+++ The data

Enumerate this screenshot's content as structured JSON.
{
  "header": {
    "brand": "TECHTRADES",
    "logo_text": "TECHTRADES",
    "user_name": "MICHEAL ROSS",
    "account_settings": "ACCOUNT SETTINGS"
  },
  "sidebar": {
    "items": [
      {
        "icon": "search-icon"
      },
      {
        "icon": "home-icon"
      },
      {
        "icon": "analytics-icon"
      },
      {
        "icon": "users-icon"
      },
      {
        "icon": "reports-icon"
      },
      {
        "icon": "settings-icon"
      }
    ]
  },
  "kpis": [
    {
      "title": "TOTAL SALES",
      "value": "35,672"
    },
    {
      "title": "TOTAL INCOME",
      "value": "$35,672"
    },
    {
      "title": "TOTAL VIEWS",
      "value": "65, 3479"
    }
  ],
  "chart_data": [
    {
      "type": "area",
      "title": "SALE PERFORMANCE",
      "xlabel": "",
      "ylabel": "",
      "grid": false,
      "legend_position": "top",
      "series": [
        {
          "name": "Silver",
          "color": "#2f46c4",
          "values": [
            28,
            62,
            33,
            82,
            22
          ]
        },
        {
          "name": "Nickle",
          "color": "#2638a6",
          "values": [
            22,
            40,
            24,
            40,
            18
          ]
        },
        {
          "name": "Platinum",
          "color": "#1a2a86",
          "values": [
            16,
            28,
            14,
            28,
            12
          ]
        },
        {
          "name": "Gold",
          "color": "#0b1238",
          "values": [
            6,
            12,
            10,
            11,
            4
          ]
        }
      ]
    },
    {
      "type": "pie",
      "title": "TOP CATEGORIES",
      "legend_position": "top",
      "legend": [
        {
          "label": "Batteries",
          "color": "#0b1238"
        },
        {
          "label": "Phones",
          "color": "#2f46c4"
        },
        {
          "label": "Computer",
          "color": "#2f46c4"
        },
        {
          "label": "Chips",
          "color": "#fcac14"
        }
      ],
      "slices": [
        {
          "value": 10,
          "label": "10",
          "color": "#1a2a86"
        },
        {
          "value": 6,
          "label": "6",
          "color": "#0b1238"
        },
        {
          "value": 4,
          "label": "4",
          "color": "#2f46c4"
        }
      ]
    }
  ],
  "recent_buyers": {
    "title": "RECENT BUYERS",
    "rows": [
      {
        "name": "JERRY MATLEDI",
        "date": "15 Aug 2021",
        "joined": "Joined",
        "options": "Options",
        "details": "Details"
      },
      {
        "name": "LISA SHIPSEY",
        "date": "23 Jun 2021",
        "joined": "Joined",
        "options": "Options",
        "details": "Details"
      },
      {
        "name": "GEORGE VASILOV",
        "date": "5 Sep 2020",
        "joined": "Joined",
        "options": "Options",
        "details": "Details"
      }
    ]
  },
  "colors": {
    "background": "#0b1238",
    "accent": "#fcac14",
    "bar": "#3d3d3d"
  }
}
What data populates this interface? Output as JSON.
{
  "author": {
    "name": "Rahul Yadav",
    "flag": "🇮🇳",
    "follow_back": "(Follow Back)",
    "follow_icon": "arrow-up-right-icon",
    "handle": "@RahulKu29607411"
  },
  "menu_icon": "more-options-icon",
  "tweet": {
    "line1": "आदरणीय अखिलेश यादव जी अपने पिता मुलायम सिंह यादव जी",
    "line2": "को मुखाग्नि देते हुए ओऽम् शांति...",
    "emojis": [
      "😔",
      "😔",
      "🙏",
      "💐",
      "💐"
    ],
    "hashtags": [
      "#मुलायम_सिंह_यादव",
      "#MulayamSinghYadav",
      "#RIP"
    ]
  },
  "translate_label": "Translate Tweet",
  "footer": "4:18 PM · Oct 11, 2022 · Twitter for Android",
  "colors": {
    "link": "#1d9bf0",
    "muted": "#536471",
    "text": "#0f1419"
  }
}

++++++
+++ The data

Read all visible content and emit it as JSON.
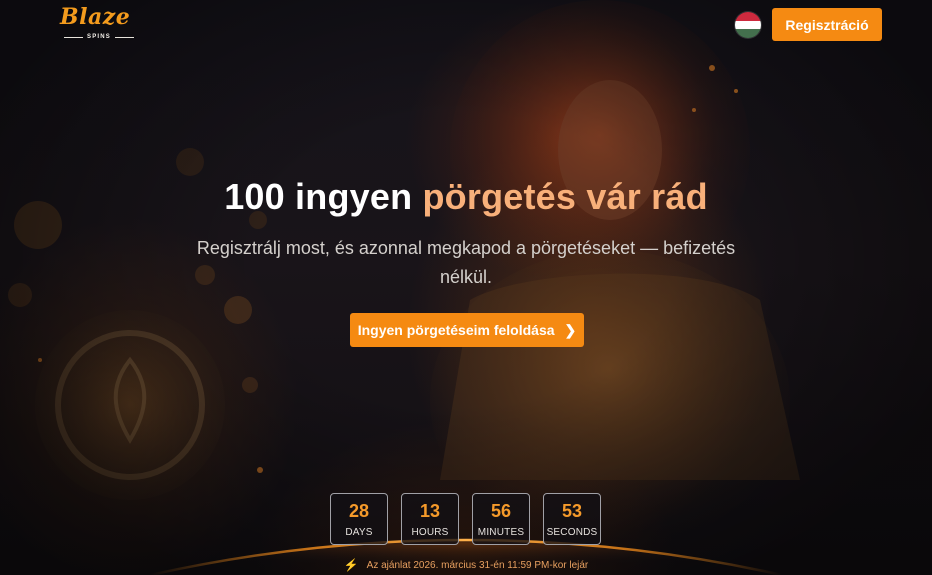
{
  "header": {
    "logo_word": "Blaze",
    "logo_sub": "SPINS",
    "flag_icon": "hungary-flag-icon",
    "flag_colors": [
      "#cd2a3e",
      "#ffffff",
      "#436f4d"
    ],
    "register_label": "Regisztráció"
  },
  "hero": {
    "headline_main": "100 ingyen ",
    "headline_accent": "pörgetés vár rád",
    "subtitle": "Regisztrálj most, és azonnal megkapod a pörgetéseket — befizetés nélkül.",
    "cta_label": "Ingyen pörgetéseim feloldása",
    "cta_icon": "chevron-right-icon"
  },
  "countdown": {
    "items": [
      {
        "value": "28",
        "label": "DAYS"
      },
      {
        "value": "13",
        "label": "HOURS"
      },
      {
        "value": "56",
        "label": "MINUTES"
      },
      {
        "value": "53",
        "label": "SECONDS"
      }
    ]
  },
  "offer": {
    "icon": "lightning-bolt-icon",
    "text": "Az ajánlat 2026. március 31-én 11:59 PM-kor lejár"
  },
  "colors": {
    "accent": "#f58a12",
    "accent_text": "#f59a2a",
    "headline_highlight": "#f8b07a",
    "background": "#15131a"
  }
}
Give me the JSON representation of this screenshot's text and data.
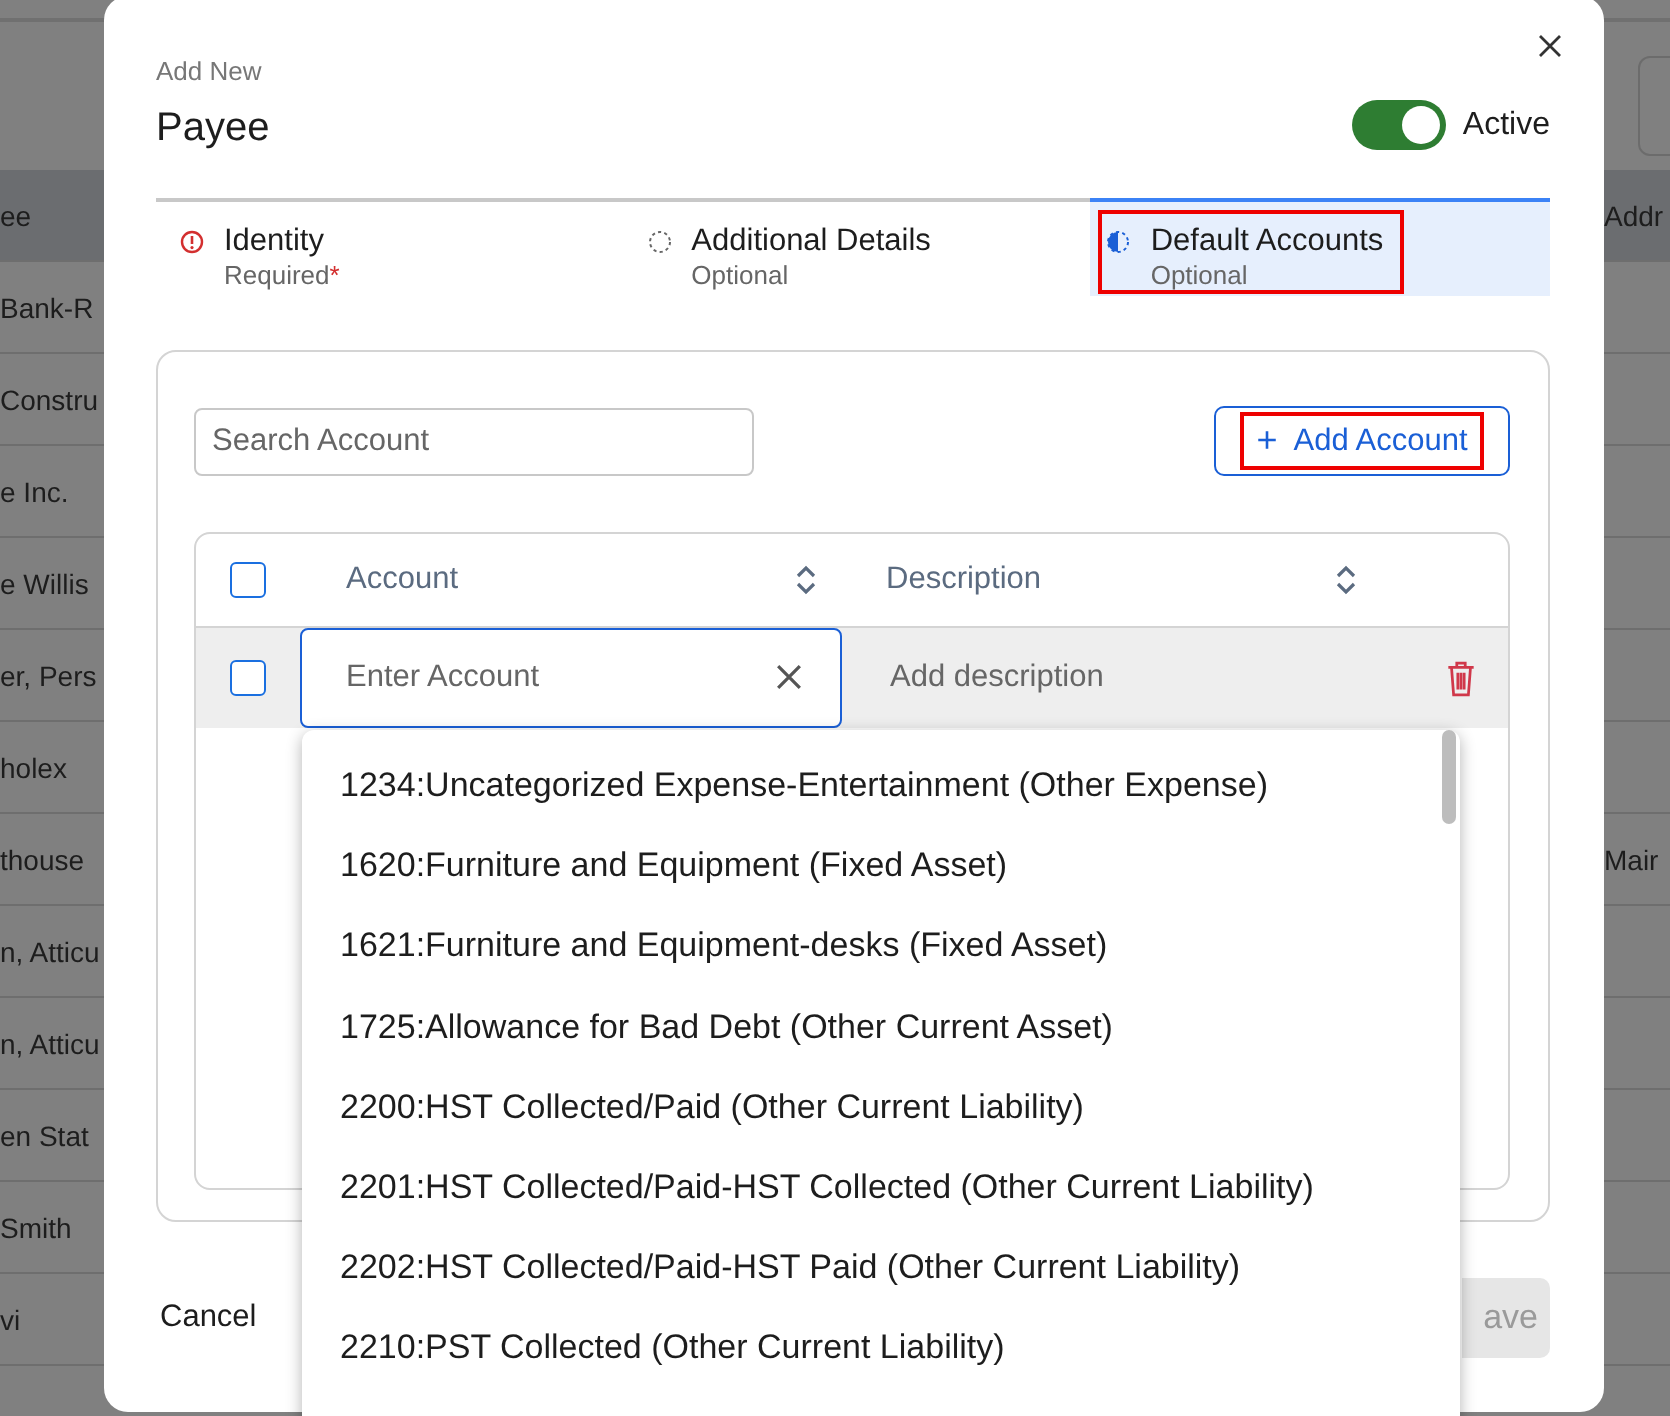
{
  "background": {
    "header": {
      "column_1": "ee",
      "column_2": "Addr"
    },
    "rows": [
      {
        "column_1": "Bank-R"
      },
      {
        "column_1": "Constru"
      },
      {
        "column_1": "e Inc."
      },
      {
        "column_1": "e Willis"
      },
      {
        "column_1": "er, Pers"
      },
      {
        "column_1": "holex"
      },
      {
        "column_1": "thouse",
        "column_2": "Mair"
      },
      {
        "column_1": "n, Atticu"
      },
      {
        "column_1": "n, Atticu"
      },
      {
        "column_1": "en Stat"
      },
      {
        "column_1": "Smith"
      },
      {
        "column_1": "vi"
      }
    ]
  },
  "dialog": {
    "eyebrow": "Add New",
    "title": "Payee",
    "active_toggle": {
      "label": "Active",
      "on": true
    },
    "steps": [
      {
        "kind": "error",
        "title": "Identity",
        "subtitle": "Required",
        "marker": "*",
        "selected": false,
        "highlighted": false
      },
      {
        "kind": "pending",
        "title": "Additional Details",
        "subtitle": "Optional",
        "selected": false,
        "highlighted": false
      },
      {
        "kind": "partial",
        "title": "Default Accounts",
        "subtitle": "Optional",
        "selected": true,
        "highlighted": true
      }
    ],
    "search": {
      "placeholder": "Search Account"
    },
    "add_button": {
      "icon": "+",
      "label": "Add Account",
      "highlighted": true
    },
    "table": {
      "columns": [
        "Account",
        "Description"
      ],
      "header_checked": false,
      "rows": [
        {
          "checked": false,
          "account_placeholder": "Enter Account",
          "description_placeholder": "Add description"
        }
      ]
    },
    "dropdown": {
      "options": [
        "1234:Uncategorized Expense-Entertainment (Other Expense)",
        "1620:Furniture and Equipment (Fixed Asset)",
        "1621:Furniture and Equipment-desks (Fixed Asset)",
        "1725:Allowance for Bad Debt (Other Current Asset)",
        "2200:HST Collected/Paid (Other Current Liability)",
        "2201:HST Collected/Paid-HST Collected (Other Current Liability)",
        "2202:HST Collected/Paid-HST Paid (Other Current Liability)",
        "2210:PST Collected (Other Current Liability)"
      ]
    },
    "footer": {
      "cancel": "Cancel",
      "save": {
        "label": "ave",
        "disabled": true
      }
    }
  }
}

++++++
+++ The data

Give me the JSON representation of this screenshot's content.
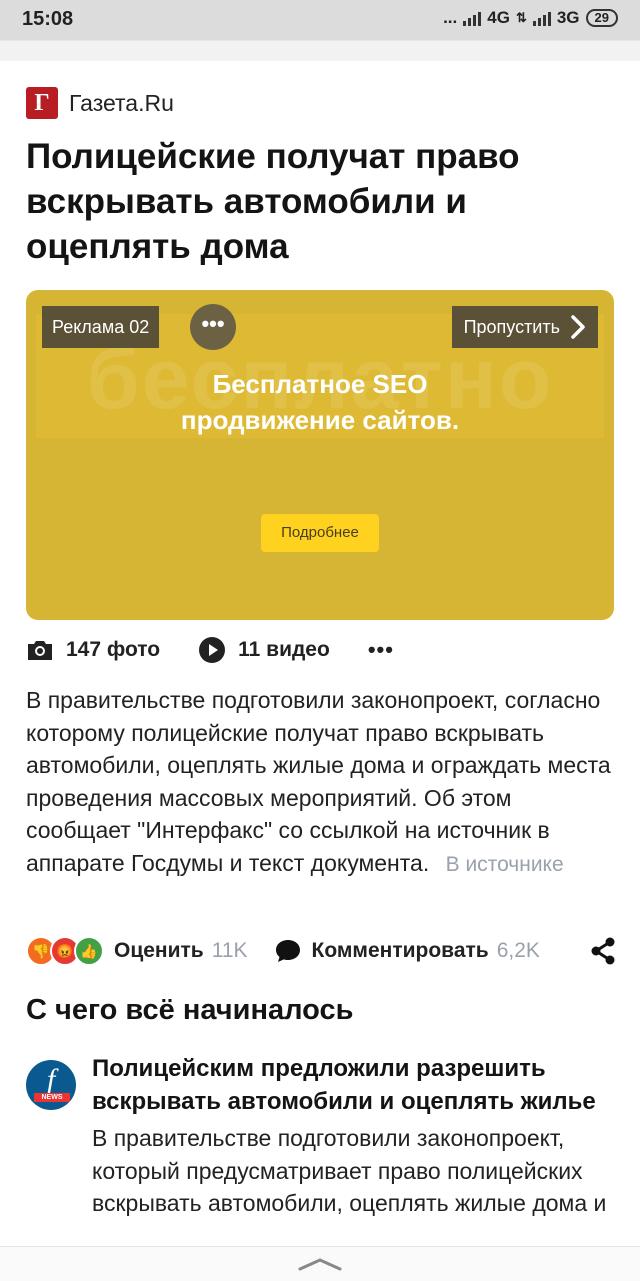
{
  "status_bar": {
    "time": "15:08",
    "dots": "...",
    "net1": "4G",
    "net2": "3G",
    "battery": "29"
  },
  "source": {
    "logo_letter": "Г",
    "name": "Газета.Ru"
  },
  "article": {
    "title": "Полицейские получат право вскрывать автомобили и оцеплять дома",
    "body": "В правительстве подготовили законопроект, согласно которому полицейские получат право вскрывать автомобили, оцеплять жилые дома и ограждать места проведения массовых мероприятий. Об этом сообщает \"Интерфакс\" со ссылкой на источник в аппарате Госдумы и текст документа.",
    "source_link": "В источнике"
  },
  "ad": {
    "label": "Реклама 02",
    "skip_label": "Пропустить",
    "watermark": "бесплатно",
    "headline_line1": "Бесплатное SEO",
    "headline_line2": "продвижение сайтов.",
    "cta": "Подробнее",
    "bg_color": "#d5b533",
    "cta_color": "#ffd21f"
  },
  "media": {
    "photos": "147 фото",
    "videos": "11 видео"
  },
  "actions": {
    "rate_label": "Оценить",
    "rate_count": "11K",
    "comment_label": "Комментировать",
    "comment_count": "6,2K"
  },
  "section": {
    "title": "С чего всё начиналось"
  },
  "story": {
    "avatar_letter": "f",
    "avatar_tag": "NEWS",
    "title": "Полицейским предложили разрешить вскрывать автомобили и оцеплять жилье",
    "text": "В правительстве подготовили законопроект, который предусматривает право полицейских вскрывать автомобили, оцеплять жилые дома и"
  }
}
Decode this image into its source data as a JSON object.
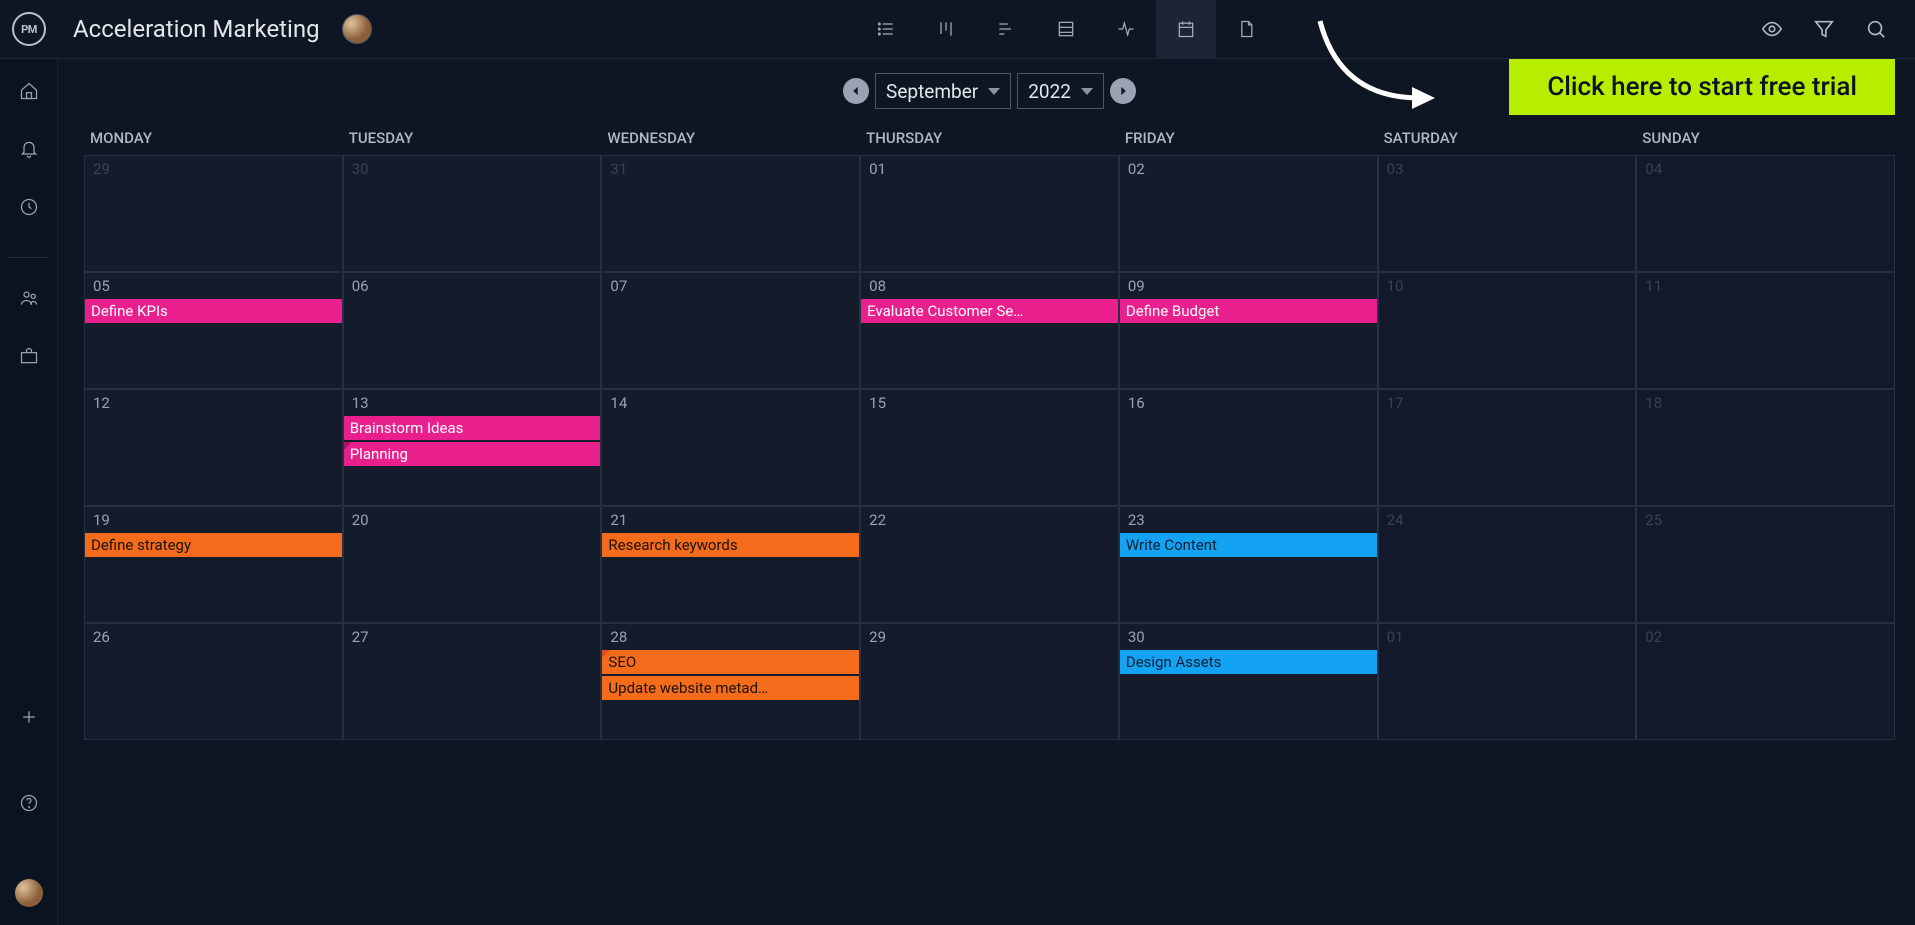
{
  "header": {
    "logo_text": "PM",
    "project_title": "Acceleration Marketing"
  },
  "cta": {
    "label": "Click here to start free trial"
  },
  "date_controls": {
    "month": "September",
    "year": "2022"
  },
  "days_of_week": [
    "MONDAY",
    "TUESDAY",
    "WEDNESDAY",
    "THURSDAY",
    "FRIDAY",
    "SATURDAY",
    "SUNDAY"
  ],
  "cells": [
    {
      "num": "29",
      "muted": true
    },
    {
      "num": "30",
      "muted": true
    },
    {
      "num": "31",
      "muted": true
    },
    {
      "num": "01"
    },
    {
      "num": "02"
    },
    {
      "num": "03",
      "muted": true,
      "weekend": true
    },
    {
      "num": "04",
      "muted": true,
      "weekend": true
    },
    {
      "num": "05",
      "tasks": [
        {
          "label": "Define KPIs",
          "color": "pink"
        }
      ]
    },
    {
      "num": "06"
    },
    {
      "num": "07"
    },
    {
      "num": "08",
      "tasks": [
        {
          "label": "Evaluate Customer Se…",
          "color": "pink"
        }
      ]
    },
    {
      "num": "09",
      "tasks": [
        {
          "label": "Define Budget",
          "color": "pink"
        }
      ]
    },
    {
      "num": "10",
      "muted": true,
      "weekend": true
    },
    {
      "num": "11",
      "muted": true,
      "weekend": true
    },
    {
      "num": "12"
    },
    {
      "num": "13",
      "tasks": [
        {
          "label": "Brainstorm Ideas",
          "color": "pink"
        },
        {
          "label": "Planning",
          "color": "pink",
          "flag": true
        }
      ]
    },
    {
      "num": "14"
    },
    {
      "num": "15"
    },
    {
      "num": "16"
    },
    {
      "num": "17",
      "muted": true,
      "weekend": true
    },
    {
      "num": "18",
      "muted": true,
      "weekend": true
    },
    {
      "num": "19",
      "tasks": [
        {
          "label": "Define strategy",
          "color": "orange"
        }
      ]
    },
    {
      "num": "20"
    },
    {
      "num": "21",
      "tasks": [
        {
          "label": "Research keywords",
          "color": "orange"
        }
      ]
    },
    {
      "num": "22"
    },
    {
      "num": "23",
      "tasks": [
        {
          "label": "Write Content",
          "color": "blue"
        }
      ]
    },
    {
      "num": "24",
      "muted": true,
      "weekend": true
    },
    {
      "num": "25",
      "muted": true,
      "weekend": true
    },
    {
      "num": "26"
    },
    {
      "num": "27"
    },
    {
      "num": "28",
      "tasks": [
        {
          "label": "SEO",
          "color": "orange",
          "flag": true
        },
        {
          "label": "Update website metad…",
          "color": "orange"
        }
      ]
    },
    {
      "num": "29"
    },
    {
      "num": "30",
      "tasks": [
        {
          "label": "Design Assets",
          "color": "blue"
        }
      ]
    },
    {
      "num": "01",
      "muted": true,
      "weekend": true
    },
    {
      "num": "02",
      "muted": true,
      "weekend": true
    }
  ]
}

++++++

* **Stated task**:
Say how many lines of the data include the string "Liability". Nothing other than the number should be given.

* **Solution below**:
4